What to work on: Every entry must be duplicated precisely as written.

Given records:
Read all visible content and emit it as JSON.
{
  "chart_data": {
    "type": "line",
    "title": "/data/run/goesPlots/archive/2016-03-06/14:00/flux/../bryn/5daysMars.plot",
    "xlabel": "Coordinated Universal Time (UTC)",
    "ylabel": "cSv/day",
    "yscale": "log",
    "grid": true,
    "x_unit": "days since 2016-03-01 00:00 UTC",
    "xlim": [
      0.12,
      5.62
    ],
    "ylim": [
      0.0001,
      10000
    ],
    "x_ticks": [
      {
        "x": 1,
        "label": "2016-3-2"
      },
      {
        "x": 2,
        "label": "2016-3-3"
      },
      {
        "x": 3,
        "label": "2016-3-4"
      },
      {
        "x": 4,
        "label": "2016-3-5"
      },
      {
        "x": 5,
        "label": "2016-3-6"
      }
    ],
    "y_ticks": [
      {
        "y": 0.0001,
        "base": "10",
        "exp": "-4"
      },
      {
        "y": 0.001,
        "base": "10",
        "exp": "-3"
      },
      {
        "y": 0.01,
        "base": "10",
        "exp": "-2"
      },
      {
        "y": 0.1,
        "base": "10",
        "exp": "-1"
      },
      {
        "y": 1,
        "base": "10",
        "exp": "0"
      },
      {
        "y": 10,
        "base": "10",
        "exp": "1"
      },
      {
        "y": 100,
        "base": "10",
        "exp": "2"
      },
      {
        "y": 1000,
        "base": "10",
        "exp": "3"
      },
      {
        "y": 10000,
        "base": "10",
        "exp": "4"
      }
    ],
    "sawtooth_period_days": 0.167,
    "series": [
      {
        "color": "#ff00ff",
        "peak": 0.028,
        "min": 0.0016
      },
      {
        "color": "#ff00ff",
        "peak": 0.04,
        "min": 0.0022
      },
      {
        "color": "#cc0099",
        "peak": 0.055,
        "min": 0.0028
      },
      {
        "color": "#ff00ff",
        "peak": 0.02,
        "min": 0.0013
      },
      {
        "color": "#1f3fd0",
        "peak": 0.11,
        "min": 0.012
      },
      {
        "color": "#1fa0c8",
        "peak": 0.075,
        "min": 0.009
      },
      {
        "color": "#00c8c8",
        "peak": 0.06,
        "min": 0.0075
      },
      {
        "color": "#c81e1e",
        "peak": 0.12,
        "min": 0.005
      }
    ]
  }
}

Solved exercise:
Read all visible content and emit it as JSON.
{
  "chart_data": {
    "type": "line",
    "title": "/data/run/goesPlots/archive/2016-03-06/14:00/flux/../bryn/5daysMars.plot",
    "xlabel": "Coordinated Universal Time (UTC)",
    "ylabel": "cSv/day",
    "yscale": "log",
    "grid": true,
    "x_unit": "days since 2016-03-01 00:00 UTC",
    "xlim": [
      0.12,
      5.62
    ],
    "ylim": [
      0.0001,
      10000
    ],
    "x_ticks": [
      {
        "x": 1,
        "label": "2016-3-2"
      },
      {
        "x": 2,
        "label": "2016-3-3"
      },
      {
        "x": 3,
        "label": "2016-3-4"
      },
      {
        "x": 4,
        "label": "2016-3-5"
      },
      {
        "x": 5,
        "label": "2016-3-6"
      }
    ],
    "y_ticks": [
      {
        "y": 0.0001,
        "base": "10",
        "exp": "-4"
      },
      {
        "y": 0.001,
        "base": "10",
        "exp": "-3"
      },
      {
        "y": 0.01,
        "base": "10",
        "exp": "-2"
      },
      {
        "y": 0.1,
        "base": "10",
        "exp": "-1"
      },
      {
        "y": 1,
        "base": "10",
        "exp": "0"
      },
      {
        "y": 10,
        "base": "10",
        "exp": "1"
      },
      {
        "y": 100,
        "base": "10",
        "exp": "2"
      },
      {
        "y": 1000,
        "base": "10",
        "exp": "3"
      },
      {
        "y": 10000,
        "base": "10",
        "exp": "4"
      }
    ],
    "sawtooth_period_days": 0.167,
    "series": [
      {
        "color": "#ff00ff",
        "peak": 0.028,
        "min": 0.0016
      },
      {
        "color": "#ff00ff",
        "peak": 0.04,
        "min": 0.0022
      },
      {
        "color": "#cc0099",
        "peak": 0.055,
        "min": 0.0028
      },
      {
        "color": "#ff00ff",
        "peak": 0.02,
        "min": 0.0013
      },
      {
        "color": "#1f3fd0",
        "peak": 0.11,
        "min": 0.012
      },
      {
        "color": "#1fa0c8",
        "peak": 0.075,
        "min": 0.009
      },
      {
        "color": "#00c8c8",
        "peak": 0.06,
        "min": 0.0075
      },
      {
        "color": "#c81e1e",
        "peak": 0.12,
        "min": 0.005
      }
    ]
  }
}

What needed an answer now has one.